#### INSTRUCTION
Lines that include the word "经过认真对照" are the ones to copy.

— start of PROVIDED RECORDS —

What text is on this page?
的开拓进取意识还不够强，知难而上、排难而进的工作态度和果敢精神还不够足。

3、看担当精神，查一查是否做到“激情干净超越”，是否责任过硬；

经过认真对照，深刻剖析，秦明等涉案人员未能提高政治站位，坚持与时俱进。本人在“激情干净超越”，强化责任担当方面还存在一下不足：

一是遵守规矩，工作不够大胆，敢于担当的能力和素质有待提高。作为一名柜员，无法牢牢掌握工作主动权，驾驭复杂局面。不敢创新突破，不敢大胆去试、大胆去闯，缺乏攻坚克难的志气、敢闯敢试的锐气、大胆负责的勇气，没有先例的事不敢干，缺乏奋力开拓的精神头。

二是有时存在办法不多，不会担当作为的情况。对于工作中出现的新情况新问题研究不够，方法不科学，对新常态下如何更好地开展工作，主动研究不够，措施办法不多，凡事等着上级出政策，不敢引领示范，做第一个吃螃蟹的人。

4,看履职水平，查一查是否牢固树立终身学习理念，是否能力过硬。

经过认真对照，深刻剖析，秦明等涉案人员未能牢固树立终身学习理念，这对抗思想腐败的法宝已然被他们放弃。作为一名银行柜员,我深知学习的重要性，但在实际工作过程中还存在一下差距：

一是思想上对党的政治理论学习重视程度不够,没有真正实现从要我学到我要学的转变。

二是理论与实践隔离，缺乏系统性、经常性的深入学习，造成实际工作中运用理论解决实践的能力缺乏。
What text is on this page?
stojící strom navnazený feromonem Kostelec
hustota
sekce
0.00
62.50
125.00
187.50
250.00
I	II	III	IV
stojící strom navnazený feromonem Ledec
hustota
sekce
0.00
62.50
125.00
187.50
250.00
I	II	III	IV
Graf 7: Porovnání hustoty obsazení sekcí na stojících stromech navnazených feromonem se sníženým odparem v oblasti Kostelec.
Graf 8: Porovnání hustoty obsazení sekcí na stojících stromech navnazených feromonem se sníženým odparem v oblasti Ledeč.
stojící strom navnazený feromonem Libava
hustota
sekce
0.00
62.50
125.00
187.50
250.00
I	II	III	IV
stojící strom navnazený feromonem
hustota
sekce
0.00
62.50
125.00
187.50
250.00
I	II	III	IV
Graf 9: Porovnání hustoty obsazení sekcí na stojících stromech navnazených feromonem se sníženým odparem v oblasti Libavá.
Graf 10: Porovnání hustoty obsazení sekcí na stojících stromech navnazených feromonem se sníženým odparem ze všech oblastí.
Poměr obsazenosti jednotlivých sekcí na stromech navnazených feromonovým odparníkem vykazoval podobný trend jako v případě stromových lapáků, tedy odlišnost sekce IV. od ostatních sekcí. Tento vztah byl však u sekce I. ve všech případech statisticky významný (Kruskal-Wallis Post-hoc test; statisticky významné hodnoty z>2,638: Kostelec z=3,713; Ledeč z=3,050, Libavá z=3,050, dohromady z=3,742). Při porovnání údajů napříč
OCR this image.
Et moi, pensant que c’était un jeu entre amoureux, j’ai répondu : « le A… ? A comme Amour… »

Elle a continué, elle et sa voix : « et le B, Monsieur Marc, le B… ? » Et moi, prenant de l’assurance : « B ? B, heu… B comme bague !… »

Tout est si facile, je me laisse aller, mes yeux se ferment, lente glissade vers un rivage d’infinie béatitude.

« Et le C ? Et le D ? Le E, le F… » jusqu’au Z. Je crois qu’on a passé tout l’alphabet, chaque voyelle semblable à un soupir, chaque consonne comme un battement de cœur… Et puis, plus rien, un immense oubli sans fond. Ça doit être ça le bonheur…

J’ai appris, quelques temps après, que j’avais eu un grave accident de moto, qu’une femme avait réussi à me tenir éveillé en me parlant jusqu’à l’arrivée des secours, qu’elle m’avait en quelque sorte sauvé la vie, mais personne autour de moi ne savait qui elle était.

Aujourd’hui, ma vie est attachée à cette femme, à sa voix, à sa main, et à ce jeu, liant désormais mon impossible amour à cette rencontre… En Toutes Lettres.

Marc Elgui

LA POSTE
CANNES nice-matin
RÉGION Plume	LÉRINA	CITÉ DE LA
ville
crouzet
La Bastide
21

— end of PROVIDED RECORDS —

#### EXERCISE SOLUTION
经过认真对照，深刻剖析，秦明等涉案人员未能提高政治站位，坚持与时俱进。本人在“激情干净超越”，强化责任担当方面还存在一下不足：
经过认真对照，深刻剖析，秦明等涉案人员未能牢固树立终身学习理念，这对抗思想腐败的法宝已然被他们放弃。作为一名银行柜员,我深知学习的重要性，但在实际工作过程中还存在一下差距：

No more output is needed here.